• MATERIAL FOR THE TASK:
****************************************

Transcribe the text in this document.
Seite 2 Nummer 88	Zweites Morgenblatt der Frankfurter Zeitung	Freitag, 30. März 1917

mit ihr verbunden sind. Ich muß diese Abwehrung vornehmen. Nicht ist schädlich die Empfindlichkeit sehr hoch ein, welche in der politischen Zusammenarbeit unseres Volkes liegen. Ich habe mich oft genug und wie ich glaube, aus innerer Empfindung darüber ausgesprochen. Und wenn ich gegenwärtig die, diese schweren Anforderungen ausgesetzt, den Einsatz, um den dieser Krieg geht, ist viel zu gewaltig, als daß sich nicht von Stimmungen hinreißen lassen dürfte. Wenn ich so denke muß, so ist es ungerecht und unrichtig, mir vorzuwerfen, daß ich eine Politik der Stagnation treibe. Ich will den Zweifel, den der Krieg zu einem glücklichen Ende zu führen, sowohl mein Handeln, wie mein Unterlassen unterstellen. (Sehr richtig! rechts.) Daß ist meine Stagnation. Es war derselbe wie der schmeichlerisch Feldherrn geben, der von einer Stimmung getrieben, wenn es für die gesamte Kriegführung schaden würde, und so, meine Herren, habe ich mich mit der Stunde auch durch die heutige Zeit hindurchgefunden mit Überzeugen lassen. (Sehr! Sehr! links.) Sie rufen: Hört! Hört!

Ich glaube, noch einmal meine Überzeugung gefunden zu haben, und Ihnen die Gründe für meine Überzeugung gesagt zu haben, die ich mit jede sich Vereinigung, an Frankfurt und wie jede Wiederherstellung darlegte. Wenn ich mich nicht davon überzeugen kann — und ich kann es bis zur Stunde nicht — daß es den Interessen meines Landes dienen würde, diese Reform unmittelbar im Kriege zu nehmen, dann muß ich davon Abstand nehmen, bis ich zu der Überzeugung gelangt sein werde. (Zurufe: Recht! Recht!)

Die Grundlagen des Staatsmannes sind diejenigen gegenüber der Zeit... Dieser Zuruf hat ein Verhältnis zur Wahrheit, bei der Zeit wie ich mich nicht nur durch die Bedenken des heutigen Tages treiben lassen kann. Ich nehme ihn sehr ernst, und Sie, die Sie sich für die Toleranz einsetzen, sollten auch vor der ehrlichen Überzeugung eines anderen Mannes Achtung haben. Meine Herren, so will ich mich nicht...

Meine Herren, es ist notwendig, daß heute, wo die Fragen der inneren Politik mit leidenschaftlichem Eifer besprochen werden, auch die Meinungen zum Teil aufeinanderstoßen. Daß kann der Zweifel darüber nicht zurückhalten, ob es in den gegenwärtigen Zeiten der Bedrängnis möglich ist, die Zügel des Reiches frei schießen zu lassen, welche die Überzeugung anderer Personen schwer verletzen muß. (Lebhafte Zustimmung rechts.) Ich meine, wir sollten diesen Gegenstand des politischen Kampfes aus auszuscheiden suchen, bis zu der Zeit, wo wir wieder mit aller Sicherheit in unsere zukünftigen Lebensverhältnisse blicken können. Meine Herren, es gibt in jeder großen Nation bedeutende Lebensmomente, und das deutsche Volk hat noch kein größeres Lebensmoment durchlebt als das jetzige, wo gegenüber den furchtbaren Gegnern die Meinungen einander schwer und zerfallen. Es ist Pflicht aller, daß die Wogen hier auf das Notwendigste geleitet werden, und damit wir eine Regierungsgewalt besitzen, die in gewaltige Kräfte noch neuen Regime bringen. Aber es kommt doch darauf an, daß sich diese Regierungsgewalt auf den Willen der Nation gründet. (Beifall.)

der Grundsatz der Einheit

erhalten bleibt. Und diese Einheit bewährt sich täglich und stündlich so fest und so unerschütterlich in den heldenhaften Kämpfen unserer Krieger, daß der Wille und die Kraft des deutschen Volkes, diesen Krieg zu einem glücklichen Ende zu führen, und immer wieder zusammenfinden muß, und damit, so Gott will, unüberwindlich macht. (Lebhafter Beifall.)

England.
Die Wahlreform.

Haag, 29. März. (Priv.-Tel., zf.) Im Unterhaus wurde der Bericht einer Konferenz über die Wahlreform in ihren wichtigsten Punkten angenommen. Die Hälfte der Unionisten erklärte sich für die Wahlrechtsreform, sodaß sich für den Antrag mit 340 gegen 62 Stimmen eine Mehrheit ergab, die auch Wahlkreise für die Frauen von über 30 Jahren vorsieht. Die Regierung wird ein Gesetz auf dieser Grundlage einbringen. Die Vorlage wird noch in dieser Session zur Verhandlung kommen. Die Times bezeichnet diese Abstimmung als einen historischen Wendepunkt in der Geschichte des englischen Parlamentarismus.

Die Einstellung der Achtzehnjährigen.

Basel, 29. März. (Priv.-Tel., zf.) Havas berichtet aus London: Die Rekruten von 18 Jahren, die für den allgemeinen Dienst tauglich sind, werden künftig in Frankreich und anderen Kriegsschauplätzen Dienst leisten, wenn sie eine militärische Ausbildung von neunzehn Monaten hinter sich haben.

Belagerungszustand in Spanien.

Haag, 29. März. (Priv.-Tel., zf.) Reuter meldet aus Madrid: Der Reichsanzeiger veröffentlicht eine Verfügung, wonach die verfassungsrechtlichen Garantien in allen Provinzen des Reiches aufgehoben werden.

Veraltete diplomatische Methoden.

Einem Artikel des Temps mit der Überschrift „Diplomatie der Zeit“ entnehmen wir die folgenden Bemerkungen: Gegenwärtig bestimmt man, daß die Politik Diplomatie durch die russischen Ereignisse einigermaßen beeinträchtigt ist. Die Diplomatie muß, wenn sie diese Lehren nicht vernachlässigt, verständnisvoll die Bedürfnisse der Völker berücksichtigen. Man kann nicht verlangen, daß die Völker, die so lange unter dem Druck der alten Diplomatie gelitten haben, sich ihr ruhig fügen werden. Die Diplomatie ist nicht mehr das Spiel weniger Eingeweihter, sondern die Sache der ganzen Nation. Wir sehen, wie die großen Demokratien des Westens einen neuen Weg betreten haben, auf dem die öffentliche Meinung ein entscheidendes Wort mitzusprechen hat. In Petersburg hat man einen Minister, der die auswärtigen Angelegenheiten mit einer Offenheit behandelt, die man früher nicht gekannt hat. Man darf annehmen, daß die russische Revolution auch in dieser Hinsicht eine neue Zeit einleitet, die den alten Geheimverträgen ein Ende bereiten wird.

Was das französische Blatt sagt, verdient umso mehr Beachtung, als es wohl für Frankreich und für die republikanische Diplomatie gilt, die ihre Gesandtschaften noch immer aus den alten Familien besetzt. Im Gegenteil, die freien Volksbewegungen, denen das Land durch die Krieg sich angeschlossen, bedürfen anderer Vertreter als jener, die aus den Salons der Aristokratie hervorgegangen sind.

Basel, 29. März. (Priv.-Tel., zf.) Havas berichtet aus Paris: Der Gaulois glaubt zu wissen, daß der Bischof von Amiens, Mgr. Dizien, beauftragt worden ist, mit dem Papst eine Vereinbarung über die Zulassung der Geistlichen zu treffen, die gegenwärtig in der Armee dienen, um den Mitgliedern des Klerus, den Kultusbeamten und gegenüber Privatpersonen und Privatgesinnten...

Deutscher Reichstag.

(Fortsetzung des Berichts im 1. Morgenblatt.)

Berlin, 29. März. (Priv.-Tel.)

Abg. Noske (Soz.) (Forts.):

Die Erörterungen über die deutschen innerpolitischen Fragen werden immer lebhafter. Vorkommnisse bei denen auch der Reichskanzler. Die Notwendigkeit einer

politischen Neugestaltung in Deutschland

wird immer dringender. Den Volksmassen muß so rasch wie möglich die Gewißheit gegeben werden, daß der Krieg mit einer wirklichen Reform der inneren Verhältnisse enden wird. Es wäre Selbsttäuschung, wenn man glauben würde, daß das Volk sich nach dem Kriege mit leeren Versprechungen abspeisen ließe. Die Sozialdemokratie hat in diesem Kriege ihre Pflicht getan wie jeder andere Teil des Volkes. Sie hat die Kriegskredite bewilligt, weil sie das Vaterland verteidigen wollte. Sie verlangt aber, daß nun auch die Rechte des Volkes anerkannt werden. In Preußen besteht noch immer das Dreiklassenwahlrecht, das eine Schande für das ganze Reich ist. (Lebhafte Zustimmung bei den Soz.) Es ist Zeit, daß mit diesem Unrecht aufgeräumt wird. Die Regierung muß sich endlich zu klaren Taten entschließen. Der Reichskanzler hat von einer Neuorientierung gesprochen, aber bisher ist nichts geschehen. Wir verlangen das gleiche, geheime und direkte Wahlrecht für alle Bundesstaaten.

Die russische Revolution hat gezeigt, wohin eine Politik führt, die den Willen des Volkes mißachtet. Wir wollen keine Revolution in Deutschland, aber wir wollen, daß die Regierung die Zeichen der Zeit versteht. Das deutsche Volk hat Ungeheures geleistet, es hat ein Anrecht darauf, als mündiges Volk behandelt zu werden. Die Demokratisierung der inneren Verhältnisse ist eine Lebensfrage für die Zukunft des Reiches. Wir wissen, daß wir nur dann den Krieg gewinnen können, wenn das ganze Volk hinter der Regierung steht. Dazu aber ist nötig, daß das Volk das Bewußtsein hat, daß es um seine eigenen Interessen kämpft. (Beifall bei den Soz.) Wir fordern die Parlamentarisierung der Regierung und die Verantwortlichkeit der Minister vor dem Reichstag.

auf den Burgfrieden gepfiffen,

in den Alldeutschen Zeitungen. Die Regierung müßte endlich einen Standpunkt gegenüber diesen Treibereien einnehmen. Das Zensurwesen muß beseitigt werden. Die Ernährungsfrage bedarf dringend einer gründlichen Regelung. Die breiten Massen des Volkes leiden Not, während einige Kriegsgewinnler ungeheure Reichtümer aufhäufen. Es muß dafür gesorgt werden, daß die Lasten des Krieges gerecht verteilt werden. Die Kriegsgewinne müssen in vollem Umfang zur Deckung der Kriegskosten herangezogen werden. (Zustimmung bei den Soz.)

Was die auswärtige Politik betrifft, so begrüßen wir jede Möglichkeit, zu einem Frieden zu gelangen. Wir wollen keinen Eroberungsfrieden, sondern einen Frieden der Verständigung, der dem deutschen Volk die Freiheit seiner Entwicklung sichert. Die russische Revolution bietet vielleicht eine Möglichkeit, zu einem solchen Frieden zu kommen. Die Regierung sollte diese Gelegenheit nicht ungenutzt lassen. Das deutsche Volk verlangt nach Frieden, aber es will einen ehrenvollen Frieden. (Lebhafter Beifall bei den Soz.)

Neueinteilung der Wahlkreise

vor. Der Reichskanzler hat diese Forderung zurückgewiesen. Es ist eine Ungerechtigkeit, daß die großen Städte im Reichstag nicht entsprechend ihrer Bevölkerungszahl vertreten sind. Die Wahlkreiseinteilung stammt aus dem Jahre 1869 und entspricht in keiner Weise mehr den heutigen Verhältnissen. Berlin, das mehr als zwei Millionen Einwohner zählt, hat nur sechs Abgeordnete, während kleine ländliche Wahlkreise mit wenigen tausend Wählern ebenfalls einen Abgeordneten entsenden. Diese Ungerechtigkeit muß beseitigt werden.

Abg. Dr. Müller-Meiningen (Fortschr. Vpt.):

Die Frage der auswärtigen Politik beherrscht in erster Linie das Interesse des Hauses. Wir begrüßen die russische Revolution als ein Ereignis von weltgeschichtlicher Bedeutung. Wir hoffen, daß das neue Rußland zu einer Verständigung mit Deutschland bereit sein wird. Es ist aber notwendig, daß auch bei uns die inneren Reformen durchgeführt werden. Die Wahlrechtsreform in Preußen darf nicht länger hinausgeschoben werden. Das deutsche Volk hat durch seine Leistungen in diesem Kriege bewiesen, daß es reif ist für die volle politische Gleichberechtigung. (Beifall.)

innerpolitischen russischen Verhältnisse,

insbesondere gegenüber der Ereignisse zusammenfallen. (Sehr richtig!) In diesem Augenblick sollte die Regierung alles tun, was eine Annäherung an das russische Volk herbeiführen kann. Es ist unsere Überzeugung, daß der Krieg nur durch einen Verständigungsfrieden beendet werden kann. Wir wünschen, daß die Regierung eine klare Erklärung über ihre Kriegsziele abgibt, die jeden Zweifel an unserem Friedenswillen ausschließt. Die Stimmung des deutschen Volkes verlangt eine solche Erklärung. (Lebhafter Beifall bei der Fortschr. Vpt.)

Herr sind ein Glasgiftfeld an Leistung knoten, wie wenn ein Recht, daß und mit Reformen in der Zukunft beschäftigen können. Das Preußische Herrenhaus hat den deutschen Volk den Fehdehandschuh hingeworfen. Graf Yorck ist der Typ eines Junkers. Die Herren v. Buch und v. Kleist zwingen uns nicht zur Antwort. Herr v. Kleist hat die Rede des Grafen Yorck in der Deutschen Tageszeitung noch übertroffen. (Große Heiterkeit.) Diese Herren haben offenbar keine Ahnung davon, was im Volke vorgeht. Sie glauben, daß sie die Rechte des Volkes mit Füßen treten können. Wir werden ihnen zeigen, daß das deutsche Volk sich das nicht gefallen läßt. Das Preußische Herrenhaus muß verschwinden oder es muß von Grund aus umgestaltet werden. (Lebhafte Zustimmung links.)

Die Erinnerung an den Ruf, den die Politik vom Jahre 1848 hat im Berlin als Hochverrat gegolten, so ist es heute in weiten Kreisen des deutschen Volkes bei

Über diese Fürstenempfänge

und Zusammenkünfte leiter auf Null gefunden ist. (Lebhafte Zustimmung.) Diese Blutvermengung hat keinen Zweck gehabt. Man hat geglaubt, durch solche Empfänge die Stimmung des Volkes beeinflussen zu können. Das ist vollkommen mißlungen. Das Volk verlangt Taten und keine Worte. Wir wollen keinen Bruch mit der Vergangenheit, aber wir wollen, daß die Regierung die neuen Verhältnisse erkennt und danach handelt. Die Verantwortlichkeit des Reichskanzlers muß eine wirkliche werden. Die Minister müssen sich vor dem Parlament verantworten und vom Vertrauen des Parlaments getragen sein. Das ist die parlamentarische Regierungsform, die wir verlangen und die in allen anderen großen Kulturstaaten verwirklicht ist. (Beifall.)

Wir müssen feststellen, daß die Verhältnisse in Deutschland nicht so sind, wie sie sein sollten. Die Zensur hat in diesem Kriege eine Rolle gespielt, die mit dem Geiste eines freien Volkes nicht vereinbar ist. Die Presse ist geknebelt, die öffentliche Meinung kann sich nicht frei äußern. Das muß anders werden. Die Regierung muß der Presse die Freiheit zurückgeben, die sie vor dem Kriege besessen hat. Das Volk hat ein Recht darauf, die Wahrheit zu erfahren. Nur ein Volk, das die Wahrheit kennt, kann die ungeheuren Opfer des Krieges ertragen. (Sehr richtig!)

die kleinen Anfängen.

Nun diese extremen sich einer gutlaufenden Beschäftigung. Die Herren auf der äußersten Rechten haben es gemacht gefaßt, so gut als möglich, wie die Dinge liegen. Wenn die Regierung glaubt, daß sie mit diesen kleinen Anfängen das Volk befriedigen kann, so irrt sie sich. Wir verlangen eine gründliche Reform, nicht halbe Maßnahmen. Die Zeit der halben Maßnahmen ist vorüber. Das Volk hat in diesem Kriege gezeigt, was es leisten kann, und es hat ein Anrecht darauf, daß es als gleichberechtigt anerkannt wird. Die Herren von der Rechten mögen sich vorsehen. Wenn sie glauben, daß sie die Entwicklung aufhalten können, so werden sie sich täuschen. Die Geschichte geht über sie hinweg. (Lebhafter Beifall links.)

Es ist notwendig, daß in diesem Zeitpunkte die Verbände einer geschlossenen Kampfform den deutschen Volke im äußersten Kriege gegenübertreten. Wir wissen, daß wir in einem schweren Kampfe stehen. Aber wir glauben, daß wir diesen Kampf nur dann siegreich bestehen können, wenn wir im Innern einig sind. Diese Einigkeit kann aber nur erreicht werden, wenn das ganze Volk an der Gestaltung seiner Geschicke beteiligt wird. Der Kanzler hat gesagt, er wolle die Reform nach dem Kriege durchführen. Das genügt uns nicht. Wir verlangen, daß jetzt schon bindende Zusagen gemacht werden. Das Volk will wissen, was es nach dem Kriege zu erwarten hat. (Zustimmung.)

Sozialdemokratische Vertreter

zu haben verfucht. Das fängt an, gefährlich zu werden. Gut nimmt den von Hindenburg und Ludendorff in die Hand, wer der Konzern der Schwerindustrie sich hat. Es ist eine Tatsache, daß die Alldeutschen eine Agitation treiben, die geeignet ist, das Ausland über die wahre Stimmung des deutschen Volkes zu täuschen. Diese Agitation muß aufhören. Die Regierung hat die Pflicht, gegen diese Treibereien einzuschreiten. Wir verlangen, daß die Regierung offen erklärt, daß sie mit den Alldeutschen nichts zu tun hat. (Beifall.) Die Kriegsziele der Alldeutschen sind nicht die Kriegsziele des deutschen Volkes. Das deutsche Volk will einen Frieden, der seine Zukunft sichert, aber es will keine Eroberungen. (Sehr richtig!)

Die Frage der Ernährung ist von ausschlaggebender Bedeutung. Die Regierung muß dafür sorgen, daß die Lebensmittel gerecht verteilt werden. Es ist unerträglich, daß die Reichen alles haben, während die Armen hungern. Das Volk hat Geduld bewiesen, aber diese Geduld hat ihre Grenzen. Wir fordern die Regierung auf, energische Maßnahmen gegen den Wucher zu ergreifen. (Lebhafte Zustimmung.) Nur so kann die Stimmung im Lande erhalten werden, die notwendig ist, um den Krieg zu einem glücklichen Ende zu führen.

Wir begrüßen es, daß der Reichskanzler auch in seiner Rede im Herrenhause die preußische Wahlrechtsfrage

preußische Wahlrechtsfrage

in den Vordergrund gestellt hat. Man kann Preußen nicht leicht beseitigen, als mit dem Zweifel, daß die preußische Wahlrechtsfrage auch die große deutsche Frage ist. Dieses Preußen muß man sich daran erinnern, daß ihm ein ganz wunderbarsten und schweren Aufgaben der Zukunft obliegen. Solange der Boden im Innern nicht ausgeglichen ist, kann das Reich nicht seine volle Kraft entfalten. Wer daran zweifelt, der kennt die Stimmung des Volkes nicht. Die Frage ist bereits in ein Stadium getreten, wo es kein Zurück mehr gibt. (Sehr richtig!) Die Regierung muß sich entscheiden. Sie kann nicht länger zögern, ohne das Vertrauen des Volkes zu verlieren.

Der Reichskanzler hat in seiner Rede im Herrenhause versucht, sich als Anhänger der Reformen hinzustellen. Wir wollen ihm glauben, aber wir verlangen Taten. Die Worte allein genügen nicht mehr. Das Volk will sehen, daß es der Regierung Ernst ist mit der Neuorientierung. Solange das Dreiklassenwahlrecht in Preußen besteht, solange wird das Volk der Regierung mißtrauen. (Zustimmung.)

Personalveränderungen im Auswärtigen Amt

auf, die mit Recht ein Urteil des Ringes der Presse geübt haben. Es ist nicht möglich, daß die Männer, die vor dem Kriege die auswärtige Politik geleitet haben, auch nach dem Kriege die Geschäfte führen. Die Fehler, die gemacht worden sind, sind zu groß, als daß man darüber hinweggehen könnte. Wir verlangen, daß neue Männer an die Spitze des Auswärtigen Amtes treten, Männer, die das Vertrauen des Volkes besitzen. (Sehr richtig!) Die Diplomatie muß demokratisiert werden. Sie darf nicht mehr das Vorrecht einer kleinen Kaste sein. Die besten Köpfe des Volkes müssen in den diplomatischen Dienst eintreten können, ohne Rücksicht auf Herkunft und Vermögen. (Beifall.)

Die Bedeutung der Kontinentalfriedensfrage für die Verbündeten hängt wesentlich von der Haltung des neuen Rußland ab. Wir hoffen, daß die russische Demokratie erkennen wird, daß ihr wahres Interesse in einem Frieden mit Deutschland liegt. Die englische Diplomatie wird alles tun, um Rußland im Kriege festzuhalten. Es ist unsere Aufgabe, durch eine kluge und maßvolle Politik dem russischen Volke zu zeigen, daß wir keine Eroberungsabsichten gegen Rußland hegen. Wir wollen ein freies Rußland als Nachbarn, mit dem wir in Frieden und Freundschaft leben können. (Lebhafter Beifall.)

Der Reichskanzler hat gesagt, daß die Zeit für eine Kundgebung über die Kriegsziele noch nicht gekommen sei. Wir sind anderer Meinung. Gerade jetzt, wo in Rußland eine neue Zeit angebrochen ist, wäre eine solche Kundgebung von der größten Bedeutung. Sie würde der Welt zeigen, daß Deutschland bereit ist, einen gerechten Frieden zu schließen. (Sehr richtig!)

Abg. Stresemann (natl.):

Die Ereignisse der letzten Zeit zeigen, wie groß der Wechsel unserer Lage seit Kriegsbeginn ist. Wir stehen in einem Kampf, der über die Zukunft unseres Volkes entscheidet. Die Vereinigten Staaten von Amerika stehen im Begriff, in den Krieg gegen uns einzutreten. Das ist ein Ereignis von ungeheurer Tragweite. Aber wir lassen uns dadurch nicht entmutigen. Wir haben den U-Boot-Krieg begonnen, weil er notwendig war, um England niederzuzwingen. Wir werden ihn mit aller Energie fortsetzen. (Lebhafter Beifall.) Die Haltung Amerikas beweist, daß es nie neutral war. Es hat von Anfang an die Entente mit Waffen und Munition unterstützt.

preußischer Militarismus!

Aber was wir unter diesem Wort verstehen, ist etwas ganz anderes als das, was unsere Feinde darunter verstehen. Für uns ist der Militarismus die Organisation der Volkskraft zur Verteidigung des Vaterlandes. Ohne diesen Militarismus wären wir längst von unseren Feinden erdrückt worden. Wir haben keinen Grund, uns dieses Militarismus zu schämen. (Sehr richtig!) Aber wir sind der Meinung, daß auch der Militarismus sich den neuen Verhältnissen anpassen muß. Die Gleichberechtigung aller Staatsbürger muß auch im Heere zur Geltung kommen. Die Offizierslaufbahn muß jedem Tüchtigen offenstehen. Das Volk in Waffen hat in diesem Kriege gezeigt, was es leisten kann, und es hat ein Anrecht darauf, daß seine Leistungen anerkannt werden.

****************************************

• TASK TO COMPLETE:
Among the lines of the entries above, count those containing the string "Fortschr". Write the number alone.

• OUTPUT FOR THIS EXERCISE:
2